(Stored data)
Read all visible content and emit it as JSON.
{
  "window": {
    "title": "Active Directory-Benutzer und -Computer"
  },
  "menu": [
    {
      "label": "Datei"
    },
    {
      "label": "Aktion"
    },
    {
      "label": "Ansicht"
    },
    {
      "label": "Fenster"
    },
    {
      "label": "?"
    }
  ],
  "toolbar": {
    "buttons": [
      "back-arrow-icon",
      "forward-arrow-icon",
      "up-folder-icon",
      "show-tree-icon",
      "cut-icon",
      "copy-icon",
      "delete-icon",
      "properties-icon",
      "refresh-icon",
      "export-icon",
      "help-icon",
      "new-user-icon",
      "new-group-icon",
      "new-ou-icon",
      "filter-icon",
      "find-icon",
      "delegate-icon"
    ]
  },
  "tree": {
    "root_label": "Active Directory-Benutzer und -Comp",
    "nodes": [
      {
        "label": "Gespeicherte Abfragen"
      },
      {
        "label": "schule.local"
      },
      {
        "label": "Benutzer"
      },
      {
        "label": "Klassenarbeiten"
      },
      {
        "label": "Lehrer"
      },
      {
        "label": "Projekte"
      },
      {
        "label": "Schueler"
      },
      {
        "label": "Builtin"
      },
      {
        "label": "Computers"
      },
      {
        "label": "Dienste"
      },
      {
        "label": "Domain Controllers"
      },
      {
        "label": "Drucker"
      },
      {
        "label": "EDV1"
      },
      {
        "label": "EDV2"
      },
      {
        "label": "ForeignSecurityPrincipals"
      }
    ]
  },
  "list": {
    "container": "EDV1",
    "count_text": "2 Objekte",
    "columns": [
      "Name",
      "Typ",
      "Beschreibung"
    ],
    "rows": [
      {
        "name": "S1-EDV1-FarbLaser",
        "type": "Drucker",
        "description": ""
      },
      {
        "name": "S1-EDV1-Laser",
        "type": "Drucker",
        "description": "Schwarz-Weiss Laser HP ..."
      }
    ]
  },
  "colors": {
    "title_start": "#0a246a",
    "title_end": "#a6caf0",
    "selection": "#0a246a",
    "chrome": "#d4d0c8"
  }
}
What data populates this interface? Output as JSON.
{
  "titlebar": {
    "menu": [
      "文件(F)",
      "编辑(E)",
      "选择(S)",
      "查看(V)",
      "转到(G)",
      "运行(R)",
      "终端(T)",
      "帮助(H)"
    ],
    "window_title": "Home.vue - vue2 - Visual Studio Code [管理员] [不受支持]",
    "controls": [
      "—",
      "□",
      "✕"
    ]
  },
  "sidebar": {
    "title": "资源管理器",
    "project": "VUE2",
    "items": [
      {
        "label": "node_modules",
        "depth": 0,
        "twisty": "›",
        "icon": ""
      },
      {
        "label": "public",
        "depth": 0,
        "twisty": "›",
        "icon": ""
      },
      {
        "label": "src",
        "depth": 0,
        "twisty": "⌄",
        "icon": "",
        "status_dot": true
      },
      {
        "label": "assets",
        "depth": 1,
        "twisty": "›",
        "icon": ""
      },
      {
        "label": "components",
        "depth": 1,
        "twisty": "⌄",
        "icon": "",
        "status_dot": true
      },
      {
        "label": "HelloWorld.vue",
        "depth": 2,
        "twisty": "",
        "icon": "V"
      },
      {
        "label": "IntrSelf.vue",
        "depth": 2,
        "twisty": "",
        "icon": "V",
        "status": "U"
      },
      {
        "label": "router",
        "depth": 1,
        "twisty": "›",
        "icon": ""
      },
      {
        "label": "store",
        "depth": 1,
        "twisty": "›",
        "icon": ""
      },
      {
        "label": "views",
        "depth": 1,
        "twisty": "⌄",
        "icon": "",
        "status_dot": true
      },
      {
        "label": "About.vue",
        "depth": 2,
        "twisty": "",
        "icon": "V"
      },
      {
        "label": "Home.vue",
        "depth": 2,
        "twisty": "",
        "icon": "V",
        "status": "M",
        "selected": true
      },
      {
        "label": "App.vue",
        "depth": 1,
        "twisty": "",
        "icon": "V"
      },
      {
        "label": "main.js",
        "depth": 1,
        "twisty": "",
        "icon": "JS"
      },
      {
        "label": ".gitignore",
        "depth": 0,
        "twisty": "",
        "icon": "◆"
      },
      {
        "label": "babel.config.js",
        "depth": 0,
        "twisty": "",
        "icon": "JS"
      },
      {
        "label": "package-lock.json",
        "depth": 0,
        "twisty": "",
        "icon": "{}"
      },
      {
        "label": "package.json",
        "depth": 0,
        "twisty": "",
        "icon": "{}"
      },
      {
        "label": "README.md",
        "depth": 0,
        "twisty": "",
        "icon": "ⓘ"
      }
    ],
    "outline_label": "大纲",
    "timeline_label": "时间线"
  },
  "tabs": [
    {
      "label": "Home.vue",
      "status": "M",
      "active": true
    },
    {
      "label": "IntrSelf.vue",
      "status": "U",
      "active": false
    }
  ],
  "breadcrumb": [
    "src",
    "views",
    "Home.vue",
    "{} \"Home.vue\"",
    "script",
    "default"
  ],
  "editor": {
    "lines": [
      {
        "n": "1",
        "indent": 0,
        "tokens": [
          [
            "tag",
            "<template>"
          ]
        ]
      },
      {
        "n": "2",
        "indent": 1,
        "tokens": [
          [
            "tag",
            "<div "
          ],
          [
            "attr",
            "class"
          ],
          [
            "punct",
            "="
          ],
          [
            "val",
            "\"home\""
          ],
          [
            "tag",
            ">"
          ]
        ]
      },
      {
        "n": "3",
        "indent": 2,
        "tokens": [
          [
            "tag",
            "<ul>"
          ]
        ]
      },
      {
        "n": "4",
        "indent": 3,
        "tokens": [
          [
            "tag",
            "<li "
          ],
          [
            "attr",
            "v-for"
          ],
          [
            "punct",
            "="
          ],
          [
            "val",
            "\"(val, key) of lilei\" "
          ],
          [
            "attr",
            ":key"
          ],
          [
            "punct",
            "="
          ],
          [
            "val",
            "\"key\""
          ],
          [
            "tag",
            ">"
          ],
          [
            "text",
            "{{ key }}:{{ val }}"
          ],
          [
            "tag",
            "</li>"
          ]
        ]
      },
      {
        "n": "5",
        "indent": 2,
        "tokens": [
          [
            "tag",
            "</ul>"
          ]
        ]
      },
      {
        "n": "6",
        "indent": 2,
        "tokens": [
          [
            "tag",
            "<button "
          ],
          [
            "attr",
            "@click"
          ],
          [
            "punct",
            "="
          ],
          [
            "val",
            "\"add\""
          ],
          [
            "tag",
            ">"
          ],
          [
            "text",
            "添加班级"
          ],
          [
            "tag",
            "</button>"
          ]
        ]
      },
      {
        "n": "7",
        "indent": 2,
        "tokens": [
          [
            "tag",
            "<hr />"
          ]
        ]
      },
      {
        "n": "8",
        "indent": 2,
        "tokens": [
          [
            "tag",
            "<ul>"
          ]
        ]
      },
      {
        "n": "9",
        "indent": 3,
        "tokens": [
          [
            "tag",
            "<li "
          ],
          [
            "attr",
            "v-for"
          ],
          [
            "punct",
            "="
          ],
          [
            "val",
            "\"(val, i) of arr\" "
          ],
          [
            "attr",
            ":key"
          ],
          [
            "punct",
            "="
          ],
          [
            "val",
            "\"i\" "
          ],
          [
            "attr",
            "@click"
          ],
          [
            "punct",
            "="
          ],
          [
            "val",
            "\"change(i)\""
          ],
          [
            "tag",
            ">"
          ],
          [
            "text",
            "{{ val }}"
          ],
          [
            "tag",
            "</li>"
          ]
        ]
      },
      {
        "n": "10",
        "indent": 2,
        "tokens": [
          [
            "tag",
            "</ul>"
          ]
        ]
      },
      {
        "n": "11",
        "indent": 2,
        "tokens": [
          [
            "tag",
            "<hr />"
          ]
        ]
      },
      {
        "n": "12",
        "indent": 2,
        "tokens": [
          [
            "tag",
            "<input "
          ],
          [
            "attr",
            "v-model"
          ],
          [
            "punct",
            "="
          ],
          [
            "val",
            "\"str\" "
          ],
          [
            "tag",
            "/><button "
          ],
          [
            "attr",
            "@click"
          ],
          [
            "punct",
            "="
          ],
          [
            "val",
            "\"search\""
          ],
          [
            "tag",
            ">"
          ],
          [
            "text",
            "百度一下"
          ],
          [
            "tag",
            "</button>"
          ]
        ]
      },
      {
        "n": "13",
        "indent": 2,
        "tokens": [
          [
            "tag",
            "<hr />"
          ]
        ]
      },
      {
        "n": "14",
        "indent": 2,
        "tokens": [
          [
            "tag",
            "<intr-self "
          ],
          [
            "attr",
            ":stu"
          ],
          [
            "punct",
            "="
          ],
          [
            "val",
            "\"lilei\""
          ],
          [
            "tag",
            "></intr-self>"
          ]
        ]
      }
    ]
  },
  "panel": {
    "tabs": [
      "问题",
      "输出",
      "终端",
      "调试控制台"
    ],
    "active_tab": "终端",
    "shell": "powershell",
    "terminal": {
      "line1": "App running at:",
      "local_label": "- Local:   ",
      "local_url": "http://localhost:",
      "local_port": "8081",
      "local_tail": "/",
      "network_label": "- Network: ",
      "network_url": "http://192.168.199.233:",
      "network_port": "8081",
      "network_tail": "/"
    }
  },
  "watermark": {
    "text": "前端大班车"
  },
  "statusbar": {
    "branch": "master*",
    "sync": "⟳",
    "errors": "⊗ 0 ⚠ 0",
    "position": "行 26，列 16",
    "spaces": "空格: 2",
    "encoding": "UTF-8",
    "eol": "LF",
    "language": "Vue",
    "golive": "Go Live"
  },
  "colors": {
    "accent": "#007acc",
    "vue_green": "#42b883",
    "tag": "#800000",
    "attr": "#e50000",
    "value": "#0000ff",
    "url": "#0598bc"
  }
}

__The problem__
Pick out the lines containing the string "Benutzer" and show them.

__Exercise answer__
    "title": "Active Directory-Benutzer und -Computer"
    "root_label": "Active Directory-Benutzer und -Comp",
        "label": "Benutzer"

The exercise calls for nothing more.